§ **What the exercise asks**
Copy every entry word for word, but skip the pictures.

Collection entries
⟨

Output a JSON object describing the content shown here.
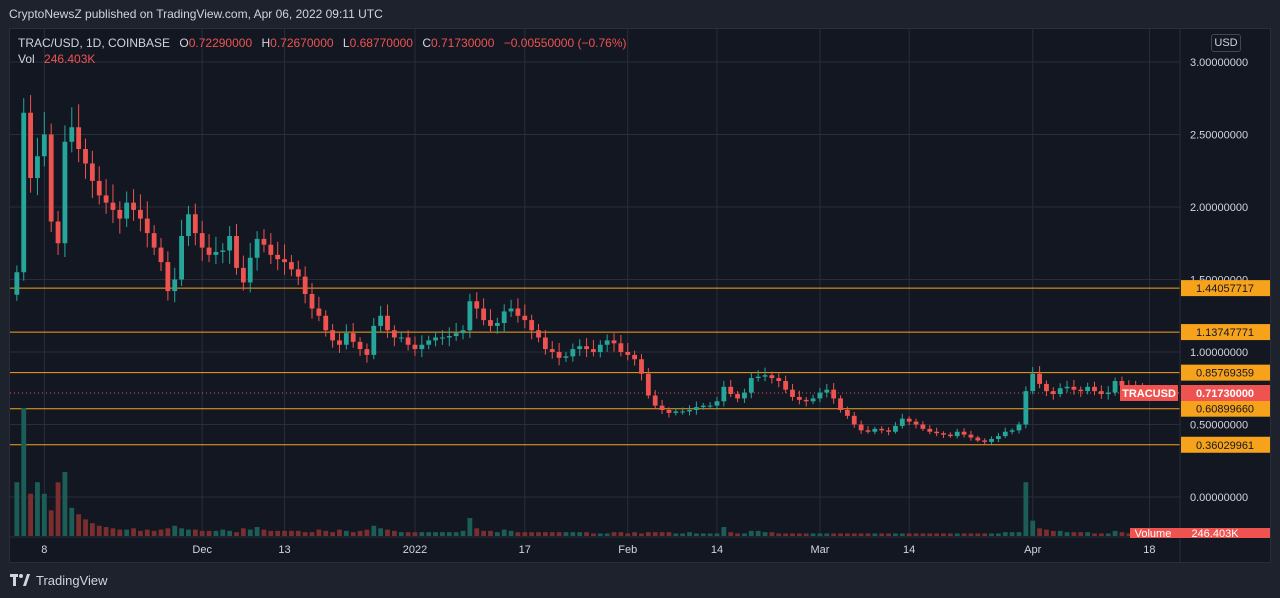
{
  "header": {
    "publisher_line": "CryptoNewsZ published on TradingView.com, Apr 06, 2022 09:11 UTC"
  },
  "legend": {
    "symbol": "TRAC/USD, 1D, COINBASE",
    "o_label": "O",
    "o_value": "0.72290000",
    "h_label": "H",
    "h_value": "0.72670000",
    "l_label": "L",
    "l_value": "0.68770000",
    "c_label": "C",
    "c_value": "0.71730000",
    "change": "−0.00550000 (−0.76%)",
    "vol_label": "Vol",
    "vol_value": "246.403K"
  },
  "currency_button": "USD",
  "footer": {
    "brand": "TradingView"
  },
  "colors": {
    "up": "#26a69a",
    "down": "#ef5350",
    "up_vol": "#1b5e57",
    "down_vol": "#7a2e2e",
    "level_line": "#f7a21b",
    "grid": "#2a2e39"
  },
  "chart_data": {
    "type": "candlestick",
    "symbol": "TRACUSD",
    "y_axis": {
      "ticks": [
        "3.00000000",
        "2.50000000",
        "2.00000000",
        "1.50000000",
        "1.00000000",
        "0.50000000",
        "0.00000000"
      ],
      "tick_values": [
        3.0,
        2.5,
        2.0,
        1.5,
        1.0,
        0.5,
        0.0
      ],
      "ylim": [
        -0.25,
        3.3
      ]
    },
    "x_axis": {
      "ticks": [
        "8",
        "Dec",
        "13",
        "2022",
        "17",
        "Feb",
        "14",
        "Mar",
        "14",
        "Apr",
        "18"
      ],
      "tick_dates": [
        "2021-11-08",
        "2021-12-01",
        "2021-12-13",
        "2022-01-01",
        "2022-01-17",
        "2022-02-01",
        "2022-02-14",
        "2022-03-01",
        "2022-03-14",
        "2022-04-01",
        "2022-04-18"
      ],
      "xlim": [
        "2021-11-03",
        "2022-04-21"
      ]
    },
    "horizontal_levels": [
      {
        "value": 1.44057717,
        "label": "1.44057717"
      },
      {
        "value": 1.13747771,
        "label": "1.13747771"
      },
      {
        "value": 0.85769359,
        "label": "0.85769359"
      },
      {
        "value": 0.6089966,
        "label": "0.60899660"
      },
      {
        "value": 0.36029961,
        "label": "0.36029961"
      }
    ],
    "last_price": {
      "value": 0.7173,
      "label": "0.71730000",
      "tag": "TRACUSD"
    },
    "volume_tag": {
      "label": "Volume",
      "value": "246.403K"
    },
    "closes": [
      1.55,
      2.65,
      2.2,
      2.35,
      2.5,
      1.9,
      1.75,
      2.45,
      2.55,
      2.4,
      2.3,
      2.18,
      2.08,
      2.03,
      1.98,
      1.92,
      2.03,
      1.98,
      1.92,
      1.82,
      1.72,
      1.62,
      1.42,
      1.5,
      1.8,
      1.95,
      1.82,
      1.72,
      1.67,
      1.69,
      1.7,
      1.8,
      1.58,
      1.48,
      1.65,
      1.78,
      1.74,
      1.67,
      1.64,
      1.62,
      1.57,
      1.52,
      1.4,
      1.3,
      1.25,
      1.15,
      1.08,
      1.05,
      1.13,
      1.07,
      1.02,
      0.98,
      1.18,
      1.25,
      1.15,
      1.1,
      1.1,
      1.05,
      1.02,
      1.05,
      1.08,
      1.1,
      1.1,
      1.11,
      1.13,
      1.15,
      1.35,
      1.3,
      1.22,
      1.18,
      1.2,
      1.28,
      1.3,
      1.25,
      1.22,
      1.15,
      1.1,
      1.02,
      1.0,
      0.96,
      0.97,
      1.02,
      1.04,
      1.02,
      1.0,
      1.05,
      1.08,
      1.06,
      1.0,
      0.98,
      0.95,
      0.85,
      0.7,
      0.63,
      0.6,
      0.58,
      0.59,
      0.59,
      0.6,
      0.62,
      0.63,
      0.63,
      0.66,
      0.76,
      0.71,
      0.68,
      0.72,
      0.82,
      0.83,
      0.84,
      0.82,
      0.8,
      0.74,
      0.69,
      0.67,
      0.66,
      0.68,
      0.72,
      0.74,
      0.68,
      0.6,
      0.56,
      0.5,
      0.46,
      0.45,
      0.47,
      0.46,
      0.45,
      0.49,
      0.54,
      0.52,
      0.5,
      0.47,
      0.45,
      0.44,
      0.43,
      0.42,
      0.45,
      0.43,
      0.41,
      0.39,
      0.38,
      0.4,
      0.42,
      0.45,
      0.46,
      0.5,
      0.73,
      0.85,
      0.78,
      0.73,
      0.71,
      0.75,
      0.76,
      0.74,
      0.73,
      0.76,
      0.73,
      0.71,
      0.72,
      0.8,
      0.77,
      0.76,
      0.74,
      0.72,
      0.7173
    ],
    "volumes": [
      0.42,
      1.0,
      0.33,
      0.42,
      0.33,
      0.2,
      0.42,
      0.5,
      0.22,
      0.17,
      0.13,
      0.1,
      0.08,
      0.07,
      0.06,
      0.05,
      0.05,
      0.06,
      0.04,
      0.05,
      0.04,
      0.05,
      0.06,
      0.08,
      0.06,
      0.05,
      0.05,
      0.04,
      0.04,
      0.04,
      0.05,
      0.04,
      0.03,
      0.06,
      0.05,
      0.07,
      0.05,
      0.04,
      0.04,
      0.04,
      0.04,
      0.04,
      0.03,
      0.03,
      0.05,
      0.04,
      0.03,
      0.05,
      0.04,
      0.03,
      0.04,
      0.05,
      0.08,
      0.06,
      0.05,
      0.04,
      0.03,
      0.03,
      0.03,
      0.03,
      0.03,
      0.03,
      0.03,
      0.03,
      0.03,
      0.04,
      0.14,
      0.06,
      0.04,
      0.04,
      0.03,
      0.05,
      0.04,
      0.03,
      0.03,
      0.03,
      0.03,
      0.03,
      0.03,
      0.03,
      0.03,
      0.03,
      0.03,
      0.03,
      0.02,
      0.02,
      0.02,
      0.03,
      0.03,
      0.02,
      0.03,
      0.02,
      0.03,
      0.03,
      0.03,
      0.03,
      0.02,
      0.02,
      0.03,
      0.02,
      0.02,
      0.02,
      0.02,
      0.07,
      0.03,
      0.02,
      0.02,
      0.04,
      0.04,
      0.03,
      0.03,
      0.02,
      0.02,
      0.02,
      0.02,
      0.02,
      0.02,
      0.02,
      0.02,
      0.02,
      0.02,
      0.02,
      0.02,
      0.02,
      0.02,
      0.02,
      0.02,
      0.02,
      0.02,
      0.02,
      0.02,
      0.02,
      0.02,
      0.02,
      0.02,
      0.02,
      0.02,
      0.02,
      0.02,
      0.02,
      0.02,
      0.02,
      0.02,
      0.02,
      0.03,
      0.03,
      0.03,
      0.42,
      0.12,
      0.06,
      0.05,
      0.04,
      0.04,
      0.03,
      0.03,
      0.03,
      0.03,
      0.02,
      0.02,
      0.02,
      0.04,
      0.03,
      0.02,
      0.02,
      0.02,
      0.02
    ]
  }
}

⟩

§ **Result of this exercise**
Output a JSON object describing the content shown here.
{
  "header": {
    "publisher_line": "CryptoNewsZ published on TradingView.com, Apr 06, 2022 09:11 UTC"
  },
  "legend": {
    "symbol": "TRAC/USD, 1D, COINBASE",
    "o_label": "O",
    "o_value": "0.72290000",
    "h_label": "H",
    "h_value": "0.72670000",
    "l_label": "L",
    "l_value": "0.68770000",
    "c_label": "C",
    "c_value": "0.71730000",
    "change": "−0.00550000 (−0.76%)",
    "vol_label": "Vol",
    "vol_value": "246.403K"
  },
  "currency_button": "USD",
  "footer": {
    "brand": "TradingView"
  },
  "colors": {
    "up": "#26a69a",
    "down": "#ef5350",
    "up_vol": "#1b5e57",
    "down_vol": "#7a2e2e",
    "level_line": "#f7a21b",
    "grid": "#2a2e39"
  },
  "chart_data": {
    "type": "candlestick",
    "symbol": "TRACUSD",
    "y_axis": {
      "ticks": [
        "3.00000000",
        "2.50000000",
        "2.00000000",
        "1.50000000",
        "1.00000000",
        "0.50000000",
        "0.00000000"
      ],
      "tick_values": [
        3.0,
        2.5,
        2.0,
        1.5,
        1.0,
        0.5,
        0.0
      ],
      "ylim": [
        -0.25,
        3.3
      ]
    },
    "x_axis": {
      "ticks": [
        "8",
        "Dec",
        "13",
        "2022",
        "17",
        "Feb",
        "14",
        "Mar",
        "14",
        "Apr",
        "18"
      ],
      "tick_dates": [
        "2021-11-08",
        "2021-12-01",
        "2021-12-13",
        "2022-01-01",
        "2022-01-17",
        "2022-02-01",
        "2022-02-14",
        "2022-03-01",
        "2022-03-14",
        "2022-04-01",
        "2022-04-18"
      ],
      "xlim": [
        "2021-11-03",
        "2022-04-21"
      ]
    },
    "horizontal_levels": [
      {
        "value": 1.44057717,
        "label": "1.44057717"
      },
      {
        "value": 1.13747771,
        "label": "1.13747771"
      },
      {
        "value": 0.85769359,
        "label": "0.85769359"
      },
      {
        "value": 0.6089966,
        "label": "0.60899660"
      },
      {
        "value": 0.36029961,
        "label": "0.36029961"
      }
    ],
    "last_price": {
      "value": 0.7173,
      "label": "0.71730000",
      "tag": "TRACUSD"
    },
    "volume_tag": {
      "label": "Volume",
      "value": "246.403K"
    },
    "closes": [
      1.55,
      2.65,
      2.2,
      2.35,
      2.5,
      1.9,
      1.75,
      2.45,
      2.55,
      2.4,
      2.3,
      2.18,
      2.08,
      2.03,
      1.98,
      1.92,
      2.03,
      1.98,
      1.92,
      1.82,
      1.72,
      1.62,
      1.42,
      1.5,
      1.8,
      1.95,
      1.82,
      1.72,
      1.67,
      1.69,
      1.7,
      1.8,
      1.58,
      1.48,
      1.65,
      1.78,
      1.74,
      1.67,
      1.64,
      1.62,
      1.57,
      1.52,
      1.4,
      1.3,
      1.25,
      1.15,
      1.08,
      1.05,
      1.13,
      1.07,
      1.02,
      0.98,
      1.18,
      1.25,
      1.15,
      1.1,
      1.1,
      1.05,
      1.02,
      1.05,
      1.08,
      1.1,
      1.1,
      1.11,
      1.13,
      1.15,
      1.35,
      1.3,
      1.22,
      1.18,
      1.2,
      1.28,
      1.3,
      1.25,
      1.22,
      1.15,
      1.1,
      1.02,
      1.0,
      0.96,
      0.97,
      1.02,
      1.04,
      1.02,
      1.0,
      1.05,
      1.08,
      1.06,
      1.0,
      0.98,
      0.95,
      0.85,
      0.7,
      0.63,
      0.6,
      0.58,
      0.59,
      0.59,
      0.6,
      0.62,
      0.63,
      0.63,
      0.66,
      0.76,
      0.71,
      0.68,
      0.72,
      0.82,
      0.83,
      0.84,
      0.82,
      0.8,
      0.74,
      0.69,
      0.67,
      0.66,
      0.68,
      0.72,
      0.74,
      0.68,
      0.6,
      0.56,
      0.5,
      0.46,
      0.45,
      0.47,
      0.46,
      0.45,
      0.49,
      0.54,
      0.52,
      0.5,
      0.47,
      0.45,
      0.44,
      0.43,
      0.42,
      0.45,
      0.43,
      0.41,
      0.39,
      0.38,
      0.4,
      0.42,
      0.45,
      0.46,
      0.5,
      0.73,
      0.85,
      0.78,
      0.73,
      0.71,
      0.75,
      0.76,
      0.74,
      0.73,
      0.76,
      0.73,
      0.71,
      0.72,
      0.8,
      0.77,
      0.76,
      0.74,
      0.72,
      0.7173
    ],
    "volumes": [
      0.42,
      1.0,
      0.33,
      0.42,
      0.33,
      0.2,
      0.42,
      0.5,
      0.22,
      0.17,
      0.13,
      0.1,
      0.08,
      0.07,
      0.06,
      0.05,
      0.05,
      0.06,
      0.04,
      0.05,
      0.04,
      0.05,
      0.06,
      0.08,
      0.06,
      0.05,
      0.05,
      0.04,
      0.04,
      0.04,
      0.05,
      0.04,
      0.03,
      0.06,
      0.05,
      0.07,
      0.05,
      0.04,
      0.04,
      0.04,
      0.04,
      0.04,
      0.03,
      0.03,
      0.05,
      0.04,
      0.03,
      0.05,
      0.04,
      0.03,
      0.04,
      0.05,
      0.08,
      0.06,
      0.05,
      0.04,
      0.03,
      0.03,
      0.03,
      0.03,
      0.03,
      0.03,
      0.03,
      0.03,
      0.03,
      0.04,
      0.14,
      0.06,
      0.04,
      0.04,
      0.03,
      0.05,
      0.04,
      0.03,
      0.03,
      0.03,
      0.03,
      0.03,
      0.03,
      0.03,
      0.03,
      0.03,
      0.03,
      0.03,
      0.02,
      0.02,
      0.02,
      0.03,
      0.03,
      0.02,
      0.03,
      0.02,
      0.03,
      0.03,
      0.03,
      0.03,
      0.02,
      0.02,
      0.03,
      0.02,
      0.02,
      0.02,
      0.02,
      0.07,
      0.03,
      0.02,
      0.02,
      0.04,
      0.04,
      0.03,
      0.03,
      0.02,
      0.02,
      0.02,
      0.02,
      0.02,
      0.02,
      0.02,
      0.02,
      0.02,
      0.02,
      0.02,
      0.02,
      0.02,
      0.02,
      0.02,
      0.02,
      0.02,
      0.02,
      0.02,
      0.02,
      0.02,
      0.02,
      0.02,
      0.02,
      0.02,
      0.02,
      0.02,
      0.02,
      0.02,
      0.02,
      0.02,
      0.02,
      0.02,
      0.03,
      0.03,
      0.03,
      0.42,
      0.12,
      0.06,
      0.05,
      0.04,
      0.04,
      0.03,
      0.03,
      0.03,
      0.03,
      0.02,
      0.02,
      0.02,
      0.04,
      0.03,
      0.02,
      0.02,
      0.02,
      0.02
    ]
  }
}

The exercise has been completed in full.